## BRIEF
Could you update the rows below so that each "Group 2 PH" becomes "Group II PH", with every other character left the same?

[Labeled region entries]
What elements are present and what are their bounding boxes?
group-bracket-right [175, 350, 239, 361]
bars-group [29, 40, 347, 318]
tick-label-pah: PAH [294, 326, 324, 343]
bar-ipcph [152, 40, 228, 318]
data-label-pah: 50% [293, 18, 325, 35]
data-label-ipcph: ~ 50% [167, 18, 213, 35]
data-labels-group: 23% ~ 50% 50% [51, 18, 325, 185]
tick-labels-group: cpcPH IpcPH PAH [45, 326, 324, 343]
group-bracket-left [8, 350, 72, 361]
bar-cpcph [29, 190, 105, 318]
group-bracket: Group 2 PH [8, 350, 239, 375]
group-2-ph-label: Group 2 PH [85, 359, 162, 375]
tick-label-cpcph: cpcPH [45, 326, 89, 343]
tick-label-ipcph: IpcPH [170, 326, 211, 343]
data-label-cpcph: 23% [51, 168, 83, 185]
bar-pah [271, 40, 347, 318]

## WRITTEN SOLUTION
What elements are present and what are their bounding boxes?
group-bracket-right [175, 350, 239, 361]
bars-group [29, 40, 347, 318]
tick-label-pah: PAH [294, 326, 324, 343]
bar-ipcph [152, 40, 228, 318]
data-label-pah: 50% [293, 18, 325, 35]
data-label-ipcph: ~ 50% [167, 18, 213, 35]
data-labels-group: 23% ~ 50% 50% [51, 18, 325, 185]
tick-labels-group: cpcPH IpcPH PAH [45, 326, 324, 343]
group-bracket-left [8, 350, 72, 361]
bar-cpcph [29, 190, 105, 318]
group-bracket: Group II PH [8, 350, 239, 375]
group-2-ph-label: Group II PH [85, 359, 162, 375]
tick-label-cpcph: cpcPH [45, 326, 89, 343]
tick-label-ipcph: IpcPH [170, 326, 211, 343]
data-label-cpcph: 23% [51, 168, 83, 185]
bar-pah [271, 40, 347, 318]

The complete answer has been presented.